• Challenges:
a: Please translate this sentence from the passage on supply chain community detection into Spanish: "This is in line with the chaotic situation that some outsourcing contractors may participate in multiple supply chain activities in a real supply chain network."
b: Extend the passage on supply chain community detection, picking up right after its final numbered equation.

• Given passage:
===

When \(ia(v_{kc} ,v_{{}} ) \ge 1\), the central enterprise node \(v_{kc}\) can strongly and indirectly aggregate the support enterprise node \(v_{{}}\), and \(v_{{}}\) is only attributed to the community \(C_{k}^{{}}\). When \(Jaccard(v_{{{\text{kc}}}} ,v) \le ia(v_{kc} ,v) < 1\),\(v_{kc}\) can indirectly aggregate \(v_{{}}\), while \(v_{{}}\) may belong to other communities as well; when \(ia(v_{kc} ,v_{{}} ) < Jaccard(v_{{{\text{kc}}}} ,v)\), there is no significant community affiliation between node \(v_{kc}\) and \(v\). Algorithm 2 gives the procedure for the central node gravitation force-based community detection.

3.2 Functional Modules Identification Based on Gravitational Pruning of Overlapping Nodes

The community structure based on the above definitions may lead to overlaps between communities, i.e., the same node may be divided into more than two different communities. This is in line with the chaotic situation that some outsourcing contractors may participate in multiple supply chain activities in a real supply chain network. It implies that different focal firms may have a large number of common supporting firms, leading to the ambiguous boundaries among communities. From a supply chain perspective, the division of tasks upstream and downstream of the supply chain, as well as the synergy and close association of partners, result in considerable overlaps of community members. Therefore, when there are a large number of common neighbors shared by different communities in the network, relying only on central node expansion to identify the community structure becomes problematic. To this end, GHSCA employs a gravitational tension pruning-based strategy to divide the intertwined communities into functional modules.

The gravitational tension of the edge between two nodes \(v_{i}\) and \(v_{j}\) is calculated as the total of the gravitational forces exerted on them by their neighborhood nodes subtracting the gravitational force exerted between them. It is defined as

$$ \begin{gathered} T(e(v_{i} ,v_{j} )) = \sum\limits_{{v_{ik} \in N(v_{i} )\backslash \{ v_{i} \} }} {g(v_{i} ,v_{ik} ) + } \hfill \\ \, \sum\limits_{{v_{jk} \in N(v_{j} )\backslash \{ v_{i} \} }} {g(v_{j} ,v_{jk} )} - g(v_{i} ,v_{j} ) \hfill \\ \end{gathered} $$

(4)

===

• Available data:

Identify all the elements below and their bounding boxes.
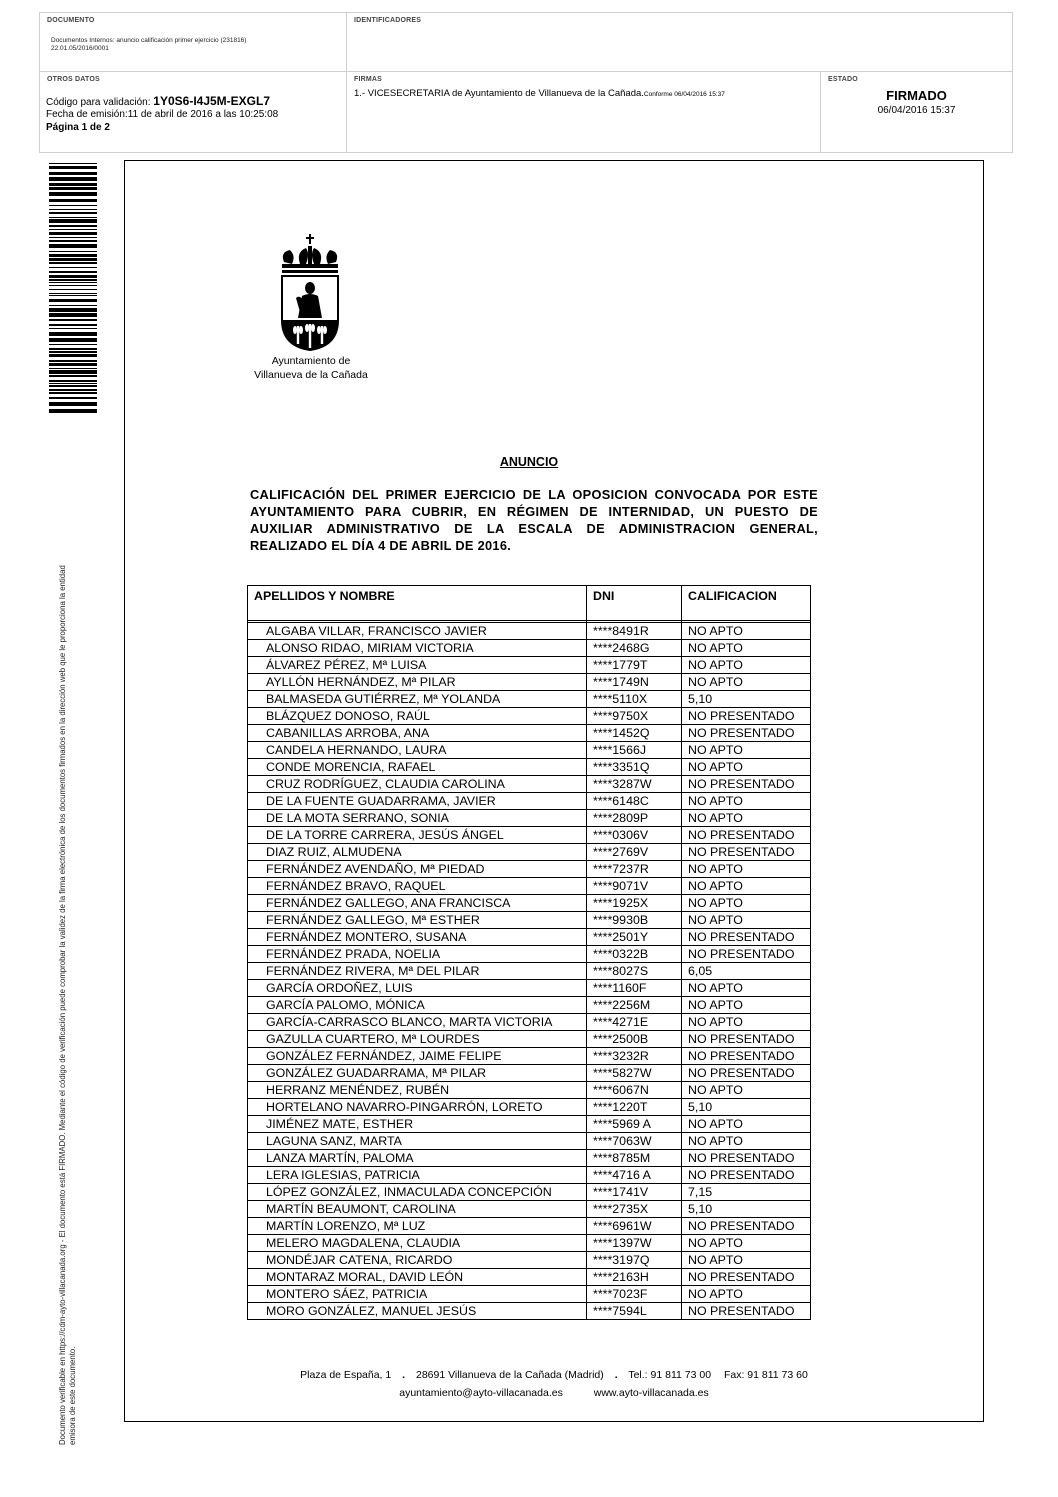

===

• Responses by task:
a: Esto concuerda con la situación caótica de que algunos contratistas de subcontratación pueden participar en múltiples actividades de la cadena de suministro en una red de cadena de suministro real.

b:
where \(e(v_{i} ,v_{j} )\) denotes the edge of two directly connected nodes \(v_{i}\) and \(v_{j}\), \(v_{ik}\) is a neighbor of \(v_{i}\) different from \(v_{j}\), and \(v_{jk}\) is in the neighbor of \(v_{j}\) excluding \(v_{i}\). Taking Fig. 1 as an example, the tension between the connected edge of nodes \(v_{1}\) and \(v_{2}\) is the total gravitation of \(v_{11}\), \(v_{12}\) and \(v_{13}\) on \(v_{1}\) plus the total gravitation of \(v_{21}\), \(v_{22}\) and \(v_{23}\) on \(v_{2}\), deducting the gravitation between \(v_{1}\) and \(v_{2}\). The tension of edges reflects the interdependence between enterprise nodes involved in the activities of different communities. When the tension between two nodes is intense, it means that the gravitational force on them by their neighboring nodes is greater than the gravitational force between them, and they may be separated. A bearing coefficient \(t\) is used to define the maximum tension that an edge can hold. If \(T(e(v_{i} ,v_{j} )) \ge t\), then edge \(e(v_{i} ,v_{j} )\) will be removed in the process of segmenting communities.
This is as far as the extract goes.